Dataset records:
==============================

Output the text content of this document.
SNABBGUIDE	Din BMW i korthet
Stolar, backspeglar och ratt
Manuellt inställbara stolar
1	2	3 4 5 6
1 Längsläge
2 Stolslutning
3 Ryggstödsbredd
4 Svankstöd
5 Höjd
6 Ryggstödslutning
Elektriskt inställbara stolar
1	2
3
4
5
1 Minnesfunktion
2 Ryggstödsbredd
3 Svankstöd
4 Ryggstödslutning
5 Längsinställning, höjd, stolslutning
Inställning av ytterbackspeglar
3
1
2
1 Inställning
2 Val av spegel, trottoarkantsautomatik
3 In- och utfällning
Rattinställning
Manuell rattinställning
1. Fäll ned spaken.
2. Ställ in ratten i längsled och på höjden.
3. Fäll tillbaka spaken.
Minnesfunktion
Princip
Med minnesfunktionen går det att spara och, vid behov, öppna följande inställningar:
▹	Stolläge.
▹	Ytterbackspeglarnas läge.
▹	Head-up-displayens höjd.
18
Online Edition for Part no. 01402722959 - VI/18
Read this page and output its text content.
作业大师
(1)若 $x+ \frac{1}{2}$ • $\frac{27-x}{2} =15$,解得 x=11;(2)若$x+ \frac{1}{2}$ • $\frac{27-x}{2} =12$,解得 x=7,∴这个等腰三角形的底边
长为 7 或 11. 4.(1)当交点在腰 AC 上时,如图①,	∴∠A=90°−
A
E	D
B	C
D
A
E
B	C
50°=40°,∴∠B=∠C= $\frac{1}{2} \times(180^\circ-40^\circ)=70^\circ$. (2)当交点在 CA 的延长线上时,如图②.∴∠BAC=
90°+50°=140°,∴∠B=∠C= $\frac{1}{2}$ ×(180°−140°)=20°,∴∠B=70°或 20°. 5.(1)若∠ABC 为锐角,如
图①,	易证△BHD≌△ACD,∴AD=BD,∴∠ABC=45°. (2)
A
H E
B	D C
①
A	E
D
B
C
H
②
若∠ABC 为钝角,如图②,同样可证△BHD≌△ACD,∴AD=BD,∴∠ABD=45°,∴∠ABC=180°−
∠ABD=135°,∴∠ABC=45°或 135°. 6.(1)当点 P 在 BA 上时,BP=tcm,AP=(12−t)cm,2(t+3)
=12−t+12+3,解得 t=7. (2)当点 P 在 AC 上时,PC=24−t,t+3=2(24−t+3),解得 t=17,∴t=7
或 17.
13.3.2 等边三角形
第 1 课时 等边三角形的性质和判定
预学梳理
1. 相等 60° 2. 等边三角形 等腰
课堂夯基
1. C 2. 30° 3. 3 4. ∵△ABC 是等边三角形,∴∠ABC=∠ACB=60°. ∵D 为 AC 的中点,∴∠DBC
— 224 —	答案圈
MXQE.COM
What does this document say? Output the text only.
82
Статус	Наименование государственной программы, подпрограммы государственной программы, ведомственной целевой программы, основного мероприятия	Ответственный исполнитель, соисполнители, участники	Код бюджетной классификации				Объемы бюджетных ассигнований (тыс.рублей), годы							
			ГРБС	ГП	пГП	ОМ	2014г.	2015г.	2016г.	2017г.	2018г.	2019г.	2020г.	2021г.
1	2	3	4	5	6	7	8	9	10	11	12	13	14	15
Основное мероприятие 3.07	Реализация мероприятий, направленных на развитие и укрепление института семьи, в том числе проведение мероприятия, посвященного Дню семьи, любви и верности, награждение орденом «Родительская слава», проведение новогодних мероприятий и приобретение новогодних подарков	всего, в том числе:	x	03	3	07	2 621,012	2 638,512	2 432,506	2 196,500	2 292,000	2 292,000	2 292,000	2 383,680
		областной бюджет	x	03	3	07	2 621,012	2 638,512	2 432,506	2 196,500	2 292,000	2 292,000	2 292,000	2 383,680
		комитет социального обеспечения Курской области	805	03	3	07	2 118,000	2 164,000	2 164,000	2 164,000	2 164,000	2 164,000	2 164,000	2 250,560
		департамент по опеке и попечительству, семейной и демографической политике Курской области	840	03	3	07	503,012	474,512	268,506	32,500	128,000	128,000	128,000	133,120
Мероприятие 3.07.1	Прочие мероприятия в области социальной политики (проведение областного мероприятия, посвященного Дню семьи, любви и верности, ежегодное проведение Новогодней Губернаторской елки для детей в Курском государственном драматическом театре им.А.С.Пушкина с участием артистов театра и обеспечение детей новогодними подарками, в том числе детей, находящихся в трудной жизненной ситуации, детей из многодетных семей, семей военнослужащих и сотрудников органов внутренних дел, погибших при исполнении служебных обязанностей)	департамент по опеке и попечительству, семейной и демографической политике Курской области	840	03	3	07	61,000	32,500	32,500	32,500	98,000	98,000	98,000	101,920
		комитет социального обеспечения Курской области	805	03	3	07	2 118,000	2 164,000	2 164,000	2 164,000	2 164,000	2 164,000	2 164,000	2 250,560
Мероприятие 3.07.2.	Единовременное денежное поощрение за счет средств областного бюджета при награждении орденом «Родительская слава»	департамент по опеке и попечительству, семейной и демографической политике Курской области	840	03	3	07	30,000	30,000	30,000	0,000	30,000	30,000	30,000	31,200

==============================

*WRITTEN TASK*:
Give the listing above again, word for word.

*SOLUTION BELOW*:
Output the text content of this document.
SNABBGUIDE	Din BMW i korthet
Stolar, backspeglar och ratt
Manuellt inställbara stolar
1	2	3 4 5 6
1 Längsläge
2 Stolslutning
3 Ryggstödsbredd
4 Svankstöd
5 Höjd
6 Ryggstödslutning
Elektriskt inställbara stolar
1	2
3
4
5
1 Minnesfunktion
2 Ryggstödsbredd
3 Svankstöd
4 Ryggstödslutning
5 Längsinställning, höjd, stolslutning
Inställning av ytterbackspeglar
3
1
2
1 Inställning
2 Val av spegel, trottoarkantsautomatik
3 In- och utfällning
Rattinställning
Manuell rattinställning
1. Fäll ned spaken.
2. Ställ in ratten i längsled och på höjden.
3. Fäll tillbaka spaken.
Minnesfunktion
Princip
Med minnesfunktionen går det att spara och, vid behov, öppna följande inställningar:
▹	Stolläge.
▹	Ytterbackspeglarnas läge.
▹	Head-up-displayens höjd.
18
Online Edition for Part no. 01402722959 - VI/18
Read this page and output its text content.
作业大师
(1)若 $x+ \frac{1}{2}$ • $\frac{27-x}{2} =15$,解得 x=11;(2)若$x+ \frac{1}{2}$ • $\frac{27-x}{2} =12$,解得 x=7,∴这个等腰三角形的底边
长为 7 或 11. 4.(1)当交点在腰 AC 上时,如图①,	∴∠A=90°−
A
E	D
B	C
D
A
E
B	C
50°=40°,∴∠B=∠C= $\frac{1}{2} \times(180^\circ-40^\circ)=70^\circ$. (2)当交点在 CA 的延长线上时,如图②.∴∠BAC=
90°+50°=140°,∴∠B=∠C= $\frac{1}{2}$ ×(180°−140°)=20°,∴∠B=70°或 20°. 5.(1)若∠ABC 为锐角,如
图①,	易证△BHD≌△ACD,∴AD=BD,∴∠ABC=45°. (2)
A
H E
B	D C
①
A	E
D
B
C
H
②
若∠ABC 为钝角,如图②,同样可证△BHD≌△ACD,∴AD=BD,∴∠ABD=45°,∴∠ABC=180°−
∠ABD=135°,∴∠ABC=45°或 135°. 6.(1)当点 P 在 BA 上时,BP=tcm,AP=(12−t)cm,2(t+3)
=12−t+12+3,解得 t=7. (2)当点 P 在 AC 上时,PC=24−t,t+3=2(24−t+3),解得 t=17,∴t=7
或 17.
13.3.2 等边三角形
第 1 课时 等边三角形的性质和判定
预学梳理
1. 相等 60° 2. 等边三角形 等腰
课堂夯基
1. C 2. 30° 3. 3 4. ∵△ABC 是等边三角形,∴∠ABC=∠ACB=60°. ∵D 为 AC 的中点,∴∠DBC
— 224 —	答案圈
MXQE.COM
What does this document say? Output the text only.
82
Статус	Наименование государственной программы, подпрограммы государственной программы, ведомственной целевой программы, основного мероприятия	Ответственный исполнитель, соисполнители, участники	Код бюджетной классификации				Объемы бюджетных ассигнований (тыс.рублей), годы							
			ГРБС	ГП	пГП	ОМ	2014г.	2015г.	2016г.	2017г.	2018г.	2019г.	2020г.	2021г.
1	2	3	4	5	6	7	8	9	10	11	12	13	14	15
Основное мероприятие 3.07	Реализация мероприятий, направленных на развитие и укрепление института семьи, в том числе проведение мероприятия, посвященного Дню семьи, любви и верности, награждение орденом «Родительская слава», проведение новогодних мероприятий и приобретение новогодних подарков	всего, в том числе:	x	03	3	07	2 621,012	2 638,512	2 432,506	2 196,500	2 292,000	2 292,000	2 292,000	2 383,680
		областной бюджет	x	03	3	07	2 621,012	2 638,512	2 432,506	2 196,500	2 292,000	2 292,000	2 292,000	2 383,680
		комитет социального обеспечения Курской области	805	03	3	07	2 118,000	2 164,000	2 164,000	2 164,000	2 164,000	2 164,000	2 164,000	2 250,560
		департамент по опеке и попечительству, семейной и демографической политике Курской области	840	03	3	07	503,012	474,512	268,506	32,500	128,000	128,000	128,000	133,120
Мероприятие 3.07.1	Прочие мероприятия в области социальной политики (проведение областного мероприятия, посвященного Дню семьи, любви и верности, ежегодное проведение Новогодней Губернаторской елки для детей в Курском государственном драматическом театре им.А.С.Пушкина с участием артистов театра и обеспечение детей новогодними подарками, в том числе детей, находящихся в трудной жизненной ситуации, детей из многодетных семей, семей военнослужащих и сотрудников органов внутренних дел, погибших при исполнении служебных обязанностей)	департамент по опеке и попечительству, семейной и демографической политике Курской области	840	03	3	07	61,000	32,500	32,500	32,500	98,000	98,000	98,000	101,920
		комитет социального обеспечения Курской области	805	03	3	07	2 118,000	2 164,000	2 164,000	2 164,000	2 164,000	2 164,000	2 164,000	2 250,560
Мероприятие 3.07.2.	Единовременное денежное поощрение за счет средств областного бюджета при награждении орденом «Родительская слава»	департамент по опеке и попечительству, семейной и демографической политике Курской области	840	03	3	07	30,000	30,000	30,000	0,000	30,000	30,000	30,000	31,200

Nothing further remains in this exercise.